=== What is needed ===
Copy each line of the records that holds the string "Environnement".

⁂

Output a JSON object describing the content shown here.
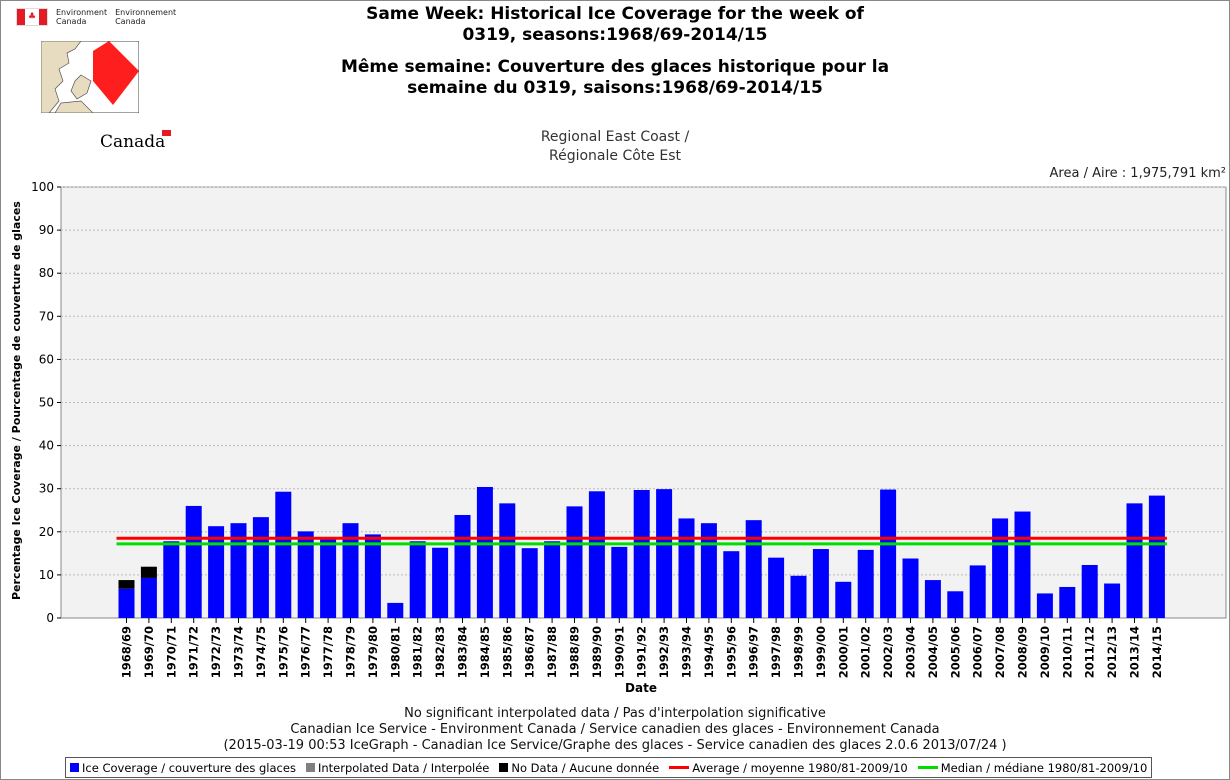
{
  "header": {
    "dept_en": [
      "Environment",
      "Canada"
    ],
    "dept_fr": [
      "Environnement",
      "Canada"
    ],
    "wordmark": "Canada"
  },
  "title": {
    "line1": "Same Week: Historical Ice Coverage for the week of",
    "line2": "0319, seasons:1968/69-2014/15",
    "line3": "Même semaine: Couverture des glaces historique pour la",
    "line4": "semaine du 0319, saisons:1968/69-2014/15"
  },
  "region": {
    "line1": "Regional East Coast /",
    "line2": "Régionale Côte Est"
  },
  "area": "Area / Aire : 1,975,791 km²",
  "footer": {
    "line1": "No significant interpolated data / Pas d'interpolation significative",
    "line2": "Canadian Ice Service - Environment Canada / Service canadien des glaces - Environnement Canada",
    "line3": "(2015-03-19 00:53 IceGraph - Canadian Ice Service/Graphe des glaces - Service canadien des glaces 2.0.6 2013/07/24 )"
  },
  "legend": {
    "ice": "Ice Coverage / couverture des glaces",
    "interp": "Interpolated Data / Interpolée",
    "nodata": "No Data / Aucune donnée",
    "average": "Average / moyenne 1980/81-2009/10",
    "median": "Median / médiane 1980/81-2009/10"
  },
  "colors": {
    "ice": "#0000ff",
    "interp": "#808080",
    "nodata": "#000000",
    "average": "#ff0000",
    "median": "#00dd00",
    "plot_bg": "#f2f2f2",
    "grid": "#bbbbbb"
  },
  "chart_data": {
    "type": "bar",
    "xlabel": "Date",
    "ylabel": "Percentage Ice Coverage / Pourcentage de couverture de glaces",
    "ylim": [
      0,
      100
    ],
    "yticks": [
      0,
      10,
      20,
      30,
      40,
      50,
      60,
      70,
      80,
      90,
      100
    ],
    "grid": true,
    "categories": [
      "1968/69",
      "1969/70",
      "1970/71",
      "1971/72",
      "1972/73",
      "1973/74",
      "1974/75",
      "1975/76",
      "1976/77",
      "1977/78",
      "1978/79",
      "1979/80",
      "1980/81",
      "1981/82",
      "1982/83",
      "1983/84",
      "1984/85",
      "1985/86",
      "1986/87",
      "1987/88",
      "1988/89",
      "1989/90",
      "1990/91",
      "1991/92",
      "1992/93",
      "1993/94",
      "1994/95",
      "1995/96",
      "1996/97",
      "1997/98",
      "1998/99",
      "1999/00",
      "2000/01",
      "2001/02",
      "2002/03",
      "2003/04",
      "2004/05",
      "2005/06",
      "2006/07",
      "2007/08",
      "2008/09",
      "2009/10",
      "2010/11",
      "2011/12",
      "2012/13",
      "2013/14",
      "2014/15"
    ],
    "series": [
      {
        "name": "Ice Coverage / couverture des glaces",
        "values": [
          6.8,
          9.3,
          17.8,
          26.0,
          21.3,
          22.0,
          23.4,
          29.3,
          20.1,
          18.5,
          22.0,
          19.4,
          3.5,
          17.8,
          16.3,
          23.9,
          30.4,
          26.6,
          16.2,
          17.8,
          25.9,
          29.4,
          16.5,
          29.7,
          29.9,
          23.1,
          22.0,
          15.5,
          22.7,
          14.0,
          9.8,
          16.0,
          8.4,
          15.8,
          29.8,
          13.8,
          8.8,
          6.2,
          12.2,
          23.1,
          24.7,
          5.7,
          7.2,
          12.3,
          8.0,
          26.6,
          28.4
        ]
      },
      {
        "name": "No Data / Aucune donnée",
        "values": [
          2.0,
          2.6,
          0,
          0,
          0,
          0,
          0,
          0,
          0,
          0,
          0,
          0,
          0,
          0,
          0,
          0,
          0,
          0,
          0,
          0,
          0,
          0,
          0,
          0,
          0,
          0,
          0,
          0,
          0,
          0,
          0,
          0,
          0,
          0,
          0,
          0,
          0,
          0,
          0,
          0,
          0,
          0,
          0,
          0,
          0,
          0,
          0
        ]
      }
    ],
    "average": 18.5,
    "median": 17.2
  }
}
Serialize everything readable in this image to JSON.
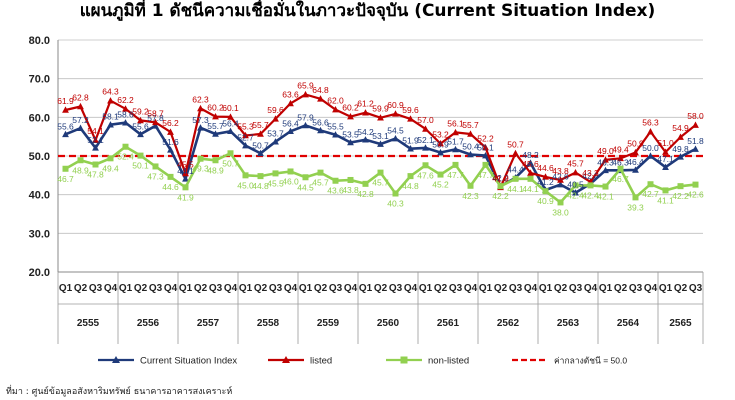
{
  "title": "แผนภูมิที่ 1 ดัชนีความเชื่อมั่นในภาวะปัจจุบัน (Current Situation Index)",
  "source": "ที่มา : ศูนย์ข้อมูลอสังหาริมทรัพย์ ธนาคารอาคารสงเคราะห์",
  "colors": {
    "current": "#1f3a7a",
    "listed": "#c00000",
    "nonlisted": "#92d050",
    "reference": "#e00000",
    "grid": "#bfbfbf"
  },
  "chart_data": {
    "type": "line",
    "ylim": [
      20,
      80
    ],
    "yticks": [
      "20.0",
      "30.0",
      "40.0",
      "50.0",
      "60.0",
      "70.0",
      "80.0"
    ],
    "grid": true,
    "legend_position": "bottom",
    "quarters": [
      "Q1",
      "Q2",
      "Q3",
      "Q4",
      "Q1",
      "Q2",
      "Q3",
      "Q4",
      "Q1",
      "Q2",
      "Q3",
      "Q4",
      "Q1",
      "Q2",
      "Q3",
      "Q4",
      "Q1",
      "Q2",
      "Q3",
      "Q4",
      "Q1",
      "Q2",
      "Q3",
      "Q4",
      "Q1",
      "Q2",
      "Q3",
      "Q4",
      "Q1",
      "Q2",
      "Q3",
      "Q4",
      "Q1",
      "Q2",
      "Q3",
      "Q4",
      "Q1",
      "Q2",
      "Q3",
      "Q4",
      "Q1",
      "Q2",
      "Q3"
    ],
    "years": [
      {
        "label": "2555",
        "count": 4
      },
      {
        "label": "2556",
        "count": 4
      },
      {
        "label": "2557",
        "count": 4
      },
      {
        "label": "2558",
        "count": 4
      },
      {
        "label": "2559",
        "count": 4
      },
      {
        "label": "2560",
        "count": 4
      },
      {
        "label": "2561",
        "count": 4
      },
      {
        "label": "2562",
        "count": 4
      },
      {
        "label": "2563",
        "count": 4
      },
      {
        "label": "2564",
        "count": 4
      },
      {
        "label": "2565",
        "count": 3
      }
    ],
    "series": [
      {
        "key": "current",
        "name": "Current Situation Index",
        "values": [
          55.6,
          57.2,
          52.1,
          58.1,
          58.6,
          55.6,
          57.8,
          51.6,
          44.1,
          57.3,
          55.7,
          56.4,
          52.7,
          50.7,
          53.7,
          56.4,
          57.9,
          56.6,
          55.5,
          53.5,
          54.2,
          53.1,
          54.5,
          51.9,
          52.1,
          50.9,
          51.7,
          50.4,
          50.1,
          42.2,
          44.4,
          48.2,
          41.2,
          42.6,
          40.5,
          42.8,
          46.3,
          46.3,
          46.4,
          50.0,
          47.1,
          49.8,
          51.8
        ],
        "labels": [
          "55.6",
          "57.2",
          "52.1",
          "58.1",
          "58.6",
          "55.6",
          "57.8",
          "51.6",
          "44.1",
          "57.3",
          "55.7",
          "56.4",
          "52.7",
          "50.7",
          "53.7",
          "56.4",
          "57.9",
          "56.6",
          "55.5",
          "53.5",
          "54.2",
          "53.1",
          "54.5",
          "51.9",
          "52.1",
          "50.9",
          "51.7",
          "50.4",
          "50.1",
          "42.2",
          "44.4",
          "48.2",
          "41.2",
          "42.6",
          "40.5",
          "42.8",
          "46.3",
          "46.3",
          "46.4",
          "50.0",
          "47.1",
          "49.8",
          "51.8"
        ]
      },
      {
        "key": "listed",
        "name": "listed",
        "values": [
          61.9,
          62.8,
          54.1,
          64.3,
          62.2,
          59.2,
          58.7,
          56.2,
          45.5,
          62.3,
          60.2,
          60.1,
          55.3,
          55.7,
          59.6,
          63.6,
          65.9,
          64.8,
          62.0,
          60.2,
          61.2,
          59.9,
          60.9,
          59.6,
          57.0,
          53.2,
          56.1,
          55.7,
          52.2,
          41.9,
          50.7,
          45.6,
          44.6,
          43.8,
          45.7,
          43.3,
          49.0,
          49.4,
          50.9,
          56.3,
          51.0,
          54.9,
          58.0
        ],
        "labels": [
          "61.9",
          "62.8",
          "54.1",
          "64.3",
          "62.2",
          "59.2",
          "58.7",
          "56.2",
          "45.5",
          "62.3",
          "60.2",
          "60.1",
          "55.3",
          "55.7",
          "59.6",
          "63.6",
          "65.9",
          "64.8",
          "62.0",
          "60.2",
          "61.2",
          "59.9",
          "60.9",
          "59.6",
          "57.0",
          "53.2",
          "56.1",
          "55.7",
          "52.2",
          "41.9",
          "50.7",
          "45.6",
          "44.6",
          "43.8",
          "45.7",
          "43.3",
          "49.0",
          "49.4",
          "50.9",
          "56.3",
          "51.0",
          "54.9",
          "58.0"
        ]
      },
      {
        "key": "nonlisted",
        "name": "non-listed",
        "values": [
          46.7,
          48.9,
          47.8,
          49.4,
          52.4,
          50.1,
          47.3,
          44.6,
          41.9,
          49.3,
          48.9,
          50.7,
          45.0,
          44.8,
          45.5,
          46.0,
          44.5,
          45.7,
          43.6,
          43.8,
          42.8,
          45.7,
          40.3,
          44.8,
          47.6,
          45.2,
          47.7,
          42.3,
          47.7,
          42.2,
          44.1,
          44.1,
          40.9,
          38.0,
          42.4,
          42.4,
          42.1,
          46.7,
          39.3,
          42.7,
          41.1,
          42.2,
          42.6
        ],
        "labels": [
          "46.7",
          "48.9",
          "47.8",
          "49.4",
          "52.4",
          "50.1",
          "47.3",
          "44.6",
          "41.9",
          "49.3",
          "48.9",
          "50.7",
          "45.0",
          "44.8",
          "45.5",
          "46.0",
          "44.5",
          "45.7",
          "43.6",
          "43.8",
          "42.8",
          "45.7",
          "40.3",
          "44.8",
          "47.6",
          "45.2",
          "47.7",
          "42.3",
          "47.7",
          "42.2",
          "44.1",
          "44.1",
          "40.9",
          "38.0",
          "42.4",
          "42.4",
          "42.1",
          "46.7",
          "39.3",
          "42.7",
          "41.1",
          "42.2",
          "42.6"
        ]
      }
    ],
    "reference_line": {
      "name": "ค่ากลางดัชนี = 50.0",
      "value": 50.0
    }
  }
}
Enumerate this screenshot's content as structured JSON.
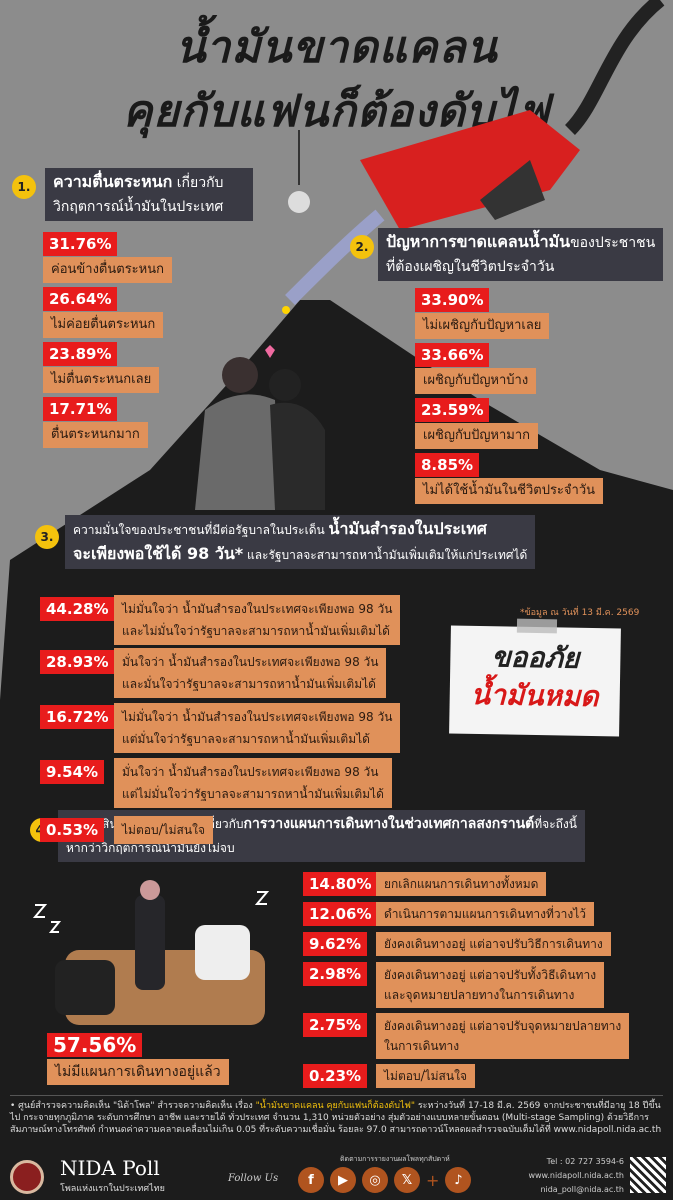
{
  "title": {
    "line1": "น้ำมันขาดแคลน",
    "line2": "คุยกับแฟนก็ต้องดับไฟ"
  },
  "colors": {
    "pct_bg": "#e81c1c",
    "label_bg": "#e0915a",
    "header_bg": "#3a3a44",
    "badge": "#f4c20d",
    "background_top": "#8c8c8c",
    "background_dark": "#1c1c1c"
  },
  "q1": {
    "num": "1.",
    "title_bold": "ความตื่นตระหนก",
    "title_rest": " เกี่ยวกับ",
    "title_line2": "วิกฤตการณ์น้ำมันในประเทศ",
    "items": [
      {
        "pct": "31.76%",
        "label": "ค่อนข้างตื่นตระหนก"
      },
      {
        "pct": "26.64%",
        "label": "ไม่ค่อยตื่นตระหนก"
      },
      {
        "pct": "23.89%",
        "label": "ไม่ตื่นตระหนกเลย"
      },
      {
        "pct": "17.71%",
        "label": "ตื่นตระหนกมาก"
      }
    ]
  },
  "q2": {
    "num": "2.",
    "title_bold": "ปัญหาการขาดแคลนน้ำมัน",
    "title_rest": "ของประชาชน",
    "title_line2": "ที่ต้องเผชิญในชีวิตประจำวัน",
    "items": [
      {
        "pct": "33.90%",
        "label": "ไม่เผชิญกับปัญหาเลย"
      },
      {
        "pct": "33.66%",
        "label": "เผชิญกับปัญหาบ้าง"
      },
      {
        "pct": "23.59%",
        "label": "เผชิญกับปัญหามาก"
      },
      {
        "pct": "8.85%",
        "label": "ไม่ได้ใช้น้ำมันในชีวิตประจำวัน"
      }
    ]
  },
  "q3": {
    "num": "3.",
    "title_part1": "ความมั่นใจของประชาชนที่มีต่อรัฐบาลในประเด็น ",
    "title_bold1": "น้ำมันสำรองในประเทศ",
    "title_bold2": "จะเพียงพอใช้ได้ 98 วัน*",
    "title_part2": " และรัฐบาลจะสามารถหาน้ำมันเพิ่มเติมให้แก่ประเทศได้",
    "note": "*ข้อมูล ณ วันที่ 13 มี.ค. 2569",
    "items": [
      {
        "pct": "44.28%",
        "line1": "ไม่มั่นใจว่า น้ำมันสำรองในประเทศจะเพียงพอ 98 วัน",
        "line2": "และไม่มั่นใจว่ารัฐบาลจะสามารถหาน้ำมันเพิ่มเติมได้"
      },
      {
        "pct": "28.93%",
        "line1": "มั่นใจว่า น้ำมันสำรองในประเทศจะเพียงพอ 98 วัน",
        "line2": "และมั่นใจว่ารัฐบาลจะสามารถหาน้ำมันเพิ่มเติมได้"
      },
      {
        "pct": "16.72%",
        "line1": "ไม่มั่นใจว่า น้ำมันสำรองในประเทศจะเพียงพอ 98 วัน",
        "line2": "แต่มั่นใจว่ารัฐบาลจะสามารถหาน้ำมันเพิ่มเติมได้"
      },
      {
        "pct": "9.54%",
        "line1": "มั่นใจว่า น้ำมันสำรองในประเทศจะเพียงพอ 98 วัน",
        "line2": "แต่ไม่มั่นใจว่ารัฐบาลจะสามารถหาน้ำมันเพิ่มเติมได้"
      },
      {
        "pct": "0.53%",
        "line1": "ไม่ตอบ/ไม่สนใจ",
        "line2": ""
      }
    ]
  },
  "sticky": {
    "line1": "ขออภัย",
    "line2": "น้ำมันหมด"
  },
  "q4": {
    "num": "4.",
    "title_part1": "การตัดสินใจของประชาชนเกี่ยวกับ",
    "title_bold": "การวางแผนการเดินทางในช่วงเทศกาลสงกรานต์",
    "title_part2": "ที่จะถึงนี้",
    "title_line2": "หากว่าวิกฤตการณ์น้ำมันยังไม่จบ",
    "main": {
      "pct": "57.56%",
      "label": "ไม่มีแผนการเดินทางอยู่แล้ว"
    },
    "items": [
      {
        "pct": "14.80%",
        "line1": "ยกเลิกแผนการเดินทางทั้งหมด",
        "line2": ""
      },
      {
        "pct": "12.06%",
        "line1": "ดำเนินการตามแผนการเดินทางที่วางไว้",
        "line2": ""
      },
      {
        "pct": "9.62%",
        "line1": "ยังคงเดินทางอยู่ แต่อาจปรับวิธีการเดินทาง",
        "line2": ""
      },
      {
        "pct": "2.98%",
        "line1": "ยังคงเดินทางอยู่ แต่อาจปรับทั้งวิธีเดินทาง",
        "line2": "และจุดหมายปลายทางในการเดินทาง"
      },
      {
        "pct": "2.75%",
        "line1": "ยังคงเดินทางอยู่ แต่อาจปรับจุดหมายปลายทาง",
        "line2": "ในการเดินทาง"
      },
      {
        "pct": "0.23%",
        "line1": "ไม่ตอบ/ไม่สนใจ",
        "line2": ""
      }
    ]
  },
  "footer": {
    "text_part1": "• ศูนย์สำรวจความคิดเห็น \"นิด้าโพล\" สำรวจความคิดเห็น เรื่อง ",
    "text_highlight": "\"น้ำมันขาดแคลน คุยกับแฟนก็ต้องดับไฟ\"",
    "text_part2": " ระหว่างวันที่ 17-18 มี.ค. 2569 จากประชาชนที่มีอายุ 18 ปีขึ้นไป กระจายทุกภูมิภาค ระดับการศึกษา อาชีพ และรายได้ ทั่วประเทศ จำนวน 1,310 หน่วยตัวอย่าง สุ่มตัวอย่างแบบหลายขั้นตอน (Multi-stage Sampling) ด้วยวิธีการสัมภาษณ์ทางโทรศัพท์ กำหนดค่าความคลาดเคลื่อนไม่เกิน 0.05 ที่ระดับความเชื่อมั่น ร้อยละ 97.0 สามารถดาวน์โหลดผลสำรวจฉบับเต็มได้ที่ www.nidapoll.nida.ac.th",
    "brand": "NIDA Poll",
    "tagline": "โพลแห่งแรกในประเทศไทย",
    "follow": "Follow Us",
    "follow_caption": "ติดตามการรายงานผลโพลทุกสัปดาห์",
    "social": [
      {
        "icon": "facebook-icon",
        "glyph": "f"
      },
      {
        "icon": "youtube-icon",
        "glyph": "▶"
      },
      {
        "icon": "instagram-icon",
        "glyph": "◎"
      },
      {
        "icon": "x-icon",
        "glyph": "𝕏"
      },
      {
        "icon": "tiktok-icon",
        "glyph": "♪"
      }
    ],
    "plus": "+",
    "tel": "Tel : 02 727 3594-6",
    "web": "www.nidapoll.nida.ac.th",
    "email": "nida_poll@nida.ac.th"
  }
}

⁂

=== Solution below ===
      "Environnement",
    "line2": "Canadian Ice Service - Environment Canada / Service canadien des glaces - Environnement Canada",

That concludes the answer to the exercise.